* Start Data to process *
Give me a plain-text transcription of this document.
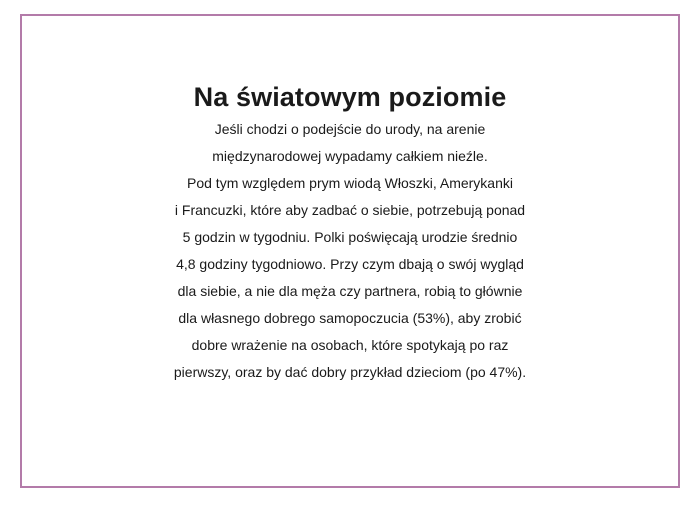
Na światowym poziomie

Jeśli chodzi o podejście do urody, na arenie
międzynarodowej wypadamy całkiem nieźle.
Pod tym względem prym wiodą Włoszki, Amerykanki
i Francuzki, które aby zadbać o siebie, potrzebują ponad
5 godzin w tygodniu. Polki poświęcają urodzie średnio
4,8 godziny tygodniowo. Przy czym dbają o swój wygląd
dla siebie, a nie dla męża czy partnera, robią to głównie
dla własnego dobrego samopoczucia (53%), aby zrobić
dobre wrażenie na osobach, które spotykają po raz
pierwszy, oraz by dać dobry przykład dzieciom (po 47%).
* End Data to process *
* Start Data to process *
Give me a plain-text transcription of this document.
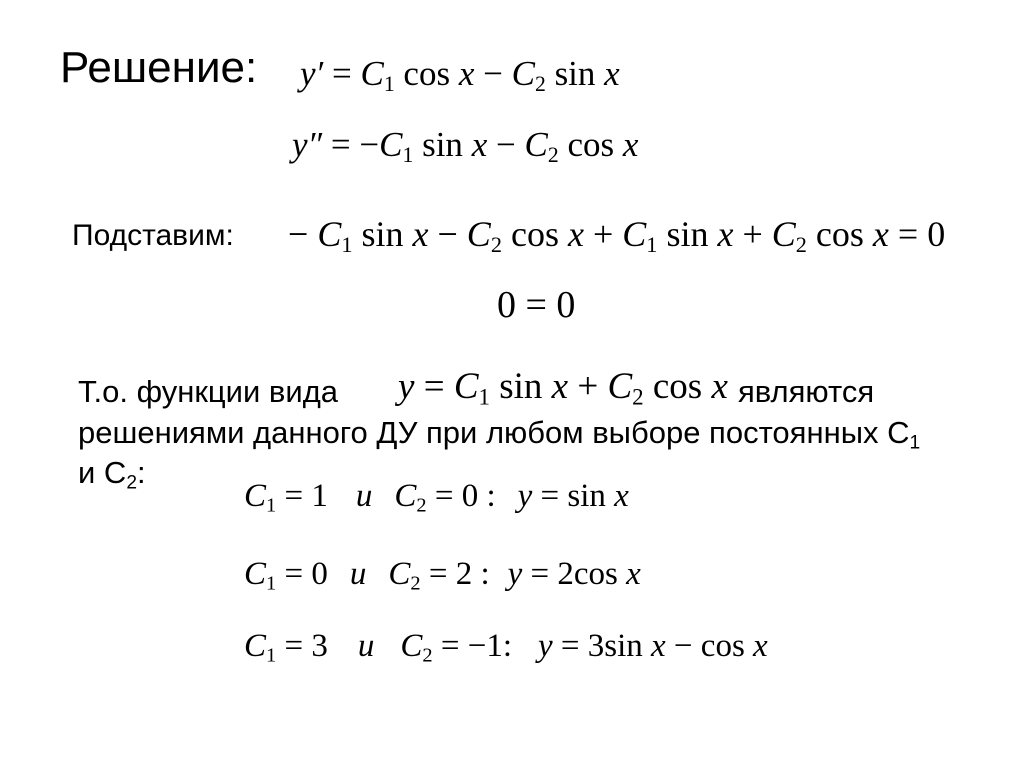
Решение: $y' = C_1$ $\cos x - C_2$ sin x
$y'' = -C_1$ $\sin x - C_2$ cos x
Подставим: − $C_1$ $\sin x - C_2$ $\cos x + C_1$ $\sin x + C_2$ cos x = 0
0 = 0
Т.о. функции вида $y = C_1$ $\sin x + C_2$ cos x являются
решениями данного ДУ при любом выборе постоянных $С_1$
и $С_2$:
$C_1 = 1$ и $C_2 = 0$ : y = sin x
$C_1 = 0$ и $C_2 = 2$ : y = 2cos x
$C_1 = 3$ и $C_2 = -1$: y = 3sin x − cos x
* End Data to process *
* Problem to solve *
Say how many lines in the listing above include "siebie". Give nothing but the number.

* Exercise solution *
2